▸ Written exercise: Make a tally of the lines in the records that include the string "JSON", and give only that number.

▸ Data for the task:

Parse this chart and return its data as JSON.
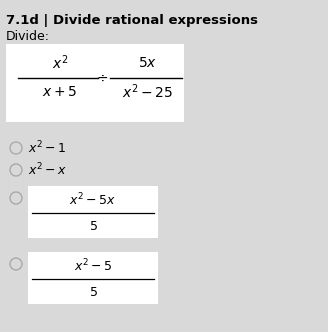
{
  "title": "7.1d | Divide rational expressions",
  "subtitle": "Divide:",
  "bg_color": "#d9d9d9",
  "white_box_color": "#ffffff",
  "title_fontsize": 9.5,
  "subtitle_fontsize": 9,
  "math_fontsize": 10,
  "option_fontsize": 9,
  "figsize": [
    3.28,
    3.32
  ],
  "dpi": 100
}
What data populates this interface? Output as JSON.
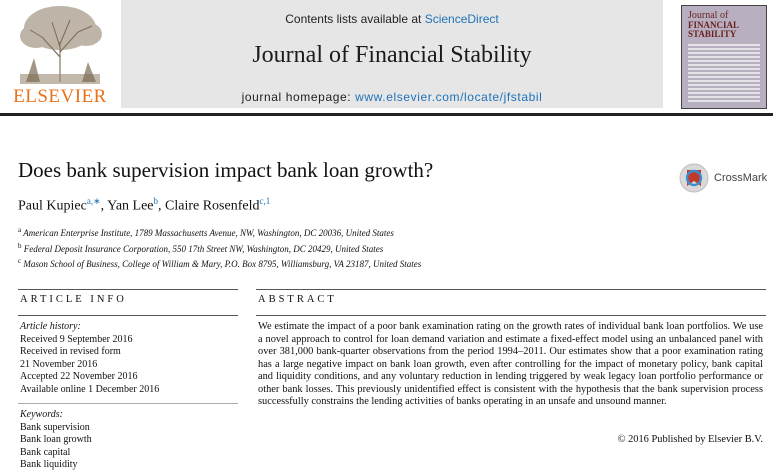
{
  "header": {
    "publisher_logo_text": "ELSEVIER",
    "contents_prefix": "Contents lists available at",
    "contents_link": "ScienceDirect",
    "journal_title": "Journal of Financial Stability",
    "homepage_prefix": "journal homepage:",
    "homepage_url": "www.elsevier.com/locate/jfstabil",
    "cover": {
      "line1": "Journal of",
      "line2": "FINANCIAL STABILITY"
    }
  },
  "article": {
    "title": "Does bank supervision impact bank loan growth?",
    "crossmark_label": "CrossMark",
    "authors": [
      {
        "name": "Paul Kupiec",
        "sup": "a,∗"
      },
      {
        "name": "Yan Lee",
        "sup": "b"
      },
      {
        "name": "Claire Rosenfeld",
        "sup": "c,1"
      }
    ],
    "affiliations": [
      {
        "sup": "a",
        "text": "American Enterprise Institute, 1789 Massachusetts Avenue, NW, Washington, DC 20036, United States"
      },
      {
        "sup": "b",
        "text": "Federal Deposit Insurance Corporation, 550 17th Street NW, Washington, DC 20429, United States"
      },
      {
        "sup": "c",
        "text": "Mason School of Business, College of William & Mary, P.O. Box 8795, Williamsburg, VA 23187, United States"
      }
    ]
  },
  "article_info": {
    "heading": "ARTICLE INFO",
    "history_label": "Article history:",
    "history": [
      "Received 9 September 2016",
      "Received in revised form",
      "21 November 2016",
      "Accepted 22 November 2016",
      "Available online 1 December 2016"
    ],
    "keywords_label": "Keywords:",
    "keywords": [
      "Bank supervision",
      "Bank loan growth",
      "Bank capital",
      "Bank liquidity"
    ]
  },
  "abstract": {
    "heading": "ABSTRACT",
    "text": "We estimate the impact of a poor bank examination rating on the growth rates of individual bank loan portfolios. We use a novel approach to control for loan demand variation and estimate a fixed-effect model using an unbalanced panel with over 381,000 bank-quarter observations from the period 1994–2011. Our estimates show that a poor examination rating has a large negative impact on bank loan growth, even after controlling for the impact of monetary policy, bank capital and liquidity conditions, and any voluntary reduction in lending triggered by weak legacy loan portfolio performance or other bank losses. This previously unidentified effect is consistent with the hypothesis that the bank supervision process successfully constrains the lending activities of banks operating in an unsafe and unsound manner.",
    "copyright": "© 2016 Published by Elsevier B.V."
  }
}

---

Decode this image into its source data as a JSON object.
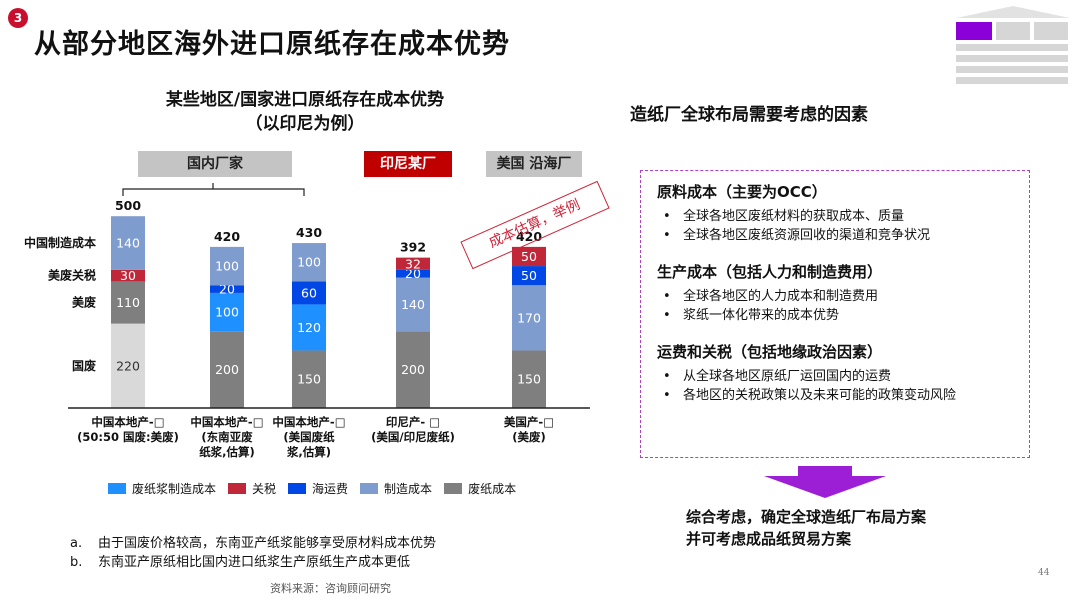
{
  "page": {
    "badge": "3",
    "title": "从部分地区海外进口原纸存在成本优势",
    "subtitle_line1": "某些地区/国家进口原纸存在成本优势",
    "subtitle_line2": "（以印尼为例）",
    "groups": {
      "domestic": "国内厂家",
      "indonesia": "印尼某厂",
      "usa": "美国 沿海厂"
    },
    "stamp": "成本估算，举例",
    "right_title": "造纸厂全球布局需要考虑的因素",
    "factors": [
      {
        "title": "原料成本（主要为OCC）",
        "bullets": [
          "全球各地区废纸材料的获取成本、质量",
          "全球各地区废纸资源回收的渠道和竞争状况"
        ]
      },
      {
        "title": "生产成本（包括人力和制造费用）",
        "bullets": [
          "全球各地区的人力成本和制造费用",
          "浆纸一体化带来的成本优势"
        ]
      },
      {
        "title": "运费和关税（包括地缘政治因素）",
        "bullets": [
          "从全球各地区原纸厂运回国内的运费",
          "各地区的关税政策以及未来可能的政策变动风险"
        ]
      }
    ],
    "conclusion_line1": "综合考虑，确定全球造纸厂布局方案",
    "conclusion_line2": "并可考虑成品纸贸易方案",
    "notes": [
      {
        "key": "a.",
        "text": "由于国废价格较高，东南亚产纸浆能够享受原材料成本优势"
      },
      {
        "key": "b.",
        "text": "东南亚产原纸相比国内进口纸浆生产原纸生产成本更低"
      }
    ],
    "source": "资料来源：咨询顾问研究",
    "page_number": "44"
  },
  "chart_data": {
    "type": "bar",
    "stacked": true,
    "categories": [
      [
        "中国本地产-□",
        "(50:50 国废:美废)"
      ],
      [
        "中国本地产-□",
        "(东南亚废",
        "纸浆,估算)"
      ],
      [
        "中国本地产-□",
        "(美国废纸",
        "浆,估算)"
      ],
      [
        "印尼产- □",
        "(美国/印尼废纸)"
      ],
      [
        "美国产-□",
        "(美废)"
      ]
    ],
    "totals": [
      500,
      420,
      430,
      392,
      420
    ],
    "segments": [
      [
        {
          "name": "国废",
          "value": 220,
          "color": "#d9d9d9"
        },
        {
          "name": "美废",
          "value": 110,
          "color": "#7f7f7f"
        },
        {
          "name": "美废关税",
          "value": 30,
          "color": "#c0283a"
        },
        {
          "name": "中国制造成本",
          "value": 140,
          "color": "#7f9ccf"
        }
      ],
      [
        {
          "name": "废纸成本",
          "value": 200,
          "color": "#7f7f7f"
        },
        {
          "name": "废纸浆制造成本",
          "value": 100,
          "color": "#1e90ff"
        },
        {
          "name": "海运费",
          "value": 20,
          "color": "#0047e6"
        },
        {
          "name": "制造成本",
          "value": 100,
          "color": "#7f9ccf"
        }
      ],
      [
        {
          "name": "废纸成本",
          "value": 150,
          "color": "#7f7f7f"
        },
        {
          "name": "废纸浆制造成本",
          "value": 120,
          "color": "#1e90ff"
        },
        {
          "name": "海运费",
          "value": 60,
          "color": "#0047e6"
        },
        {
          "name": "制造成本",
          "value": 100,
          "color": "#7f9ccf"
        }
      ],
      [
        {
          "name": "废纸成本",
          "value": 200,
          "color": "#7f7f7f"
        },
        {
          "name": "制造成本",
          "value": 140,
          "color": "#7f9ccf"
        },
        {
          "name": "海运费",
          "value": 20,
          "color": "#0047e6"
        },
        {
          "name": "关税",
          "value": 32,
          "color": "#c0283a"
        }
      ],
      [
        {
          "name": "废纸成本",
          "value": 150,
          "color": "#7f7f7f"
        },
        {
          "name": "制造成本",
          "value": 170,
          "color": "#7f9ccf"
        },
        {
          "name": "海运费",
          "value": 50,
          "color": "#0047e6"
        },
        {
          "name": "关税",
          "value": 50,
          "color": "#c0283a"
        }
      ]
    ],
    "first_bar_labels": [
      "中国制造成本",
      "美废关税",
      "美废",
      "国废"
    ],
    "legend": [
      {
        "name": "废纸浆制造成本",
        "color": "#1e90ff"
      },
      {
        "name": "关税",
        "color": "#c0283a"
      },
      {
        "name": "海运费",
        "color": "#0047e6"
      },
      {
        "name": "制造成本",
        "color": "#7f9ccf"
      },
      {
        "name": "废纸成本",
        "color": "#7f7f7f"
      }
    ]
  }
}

▸ Exercise solution: 3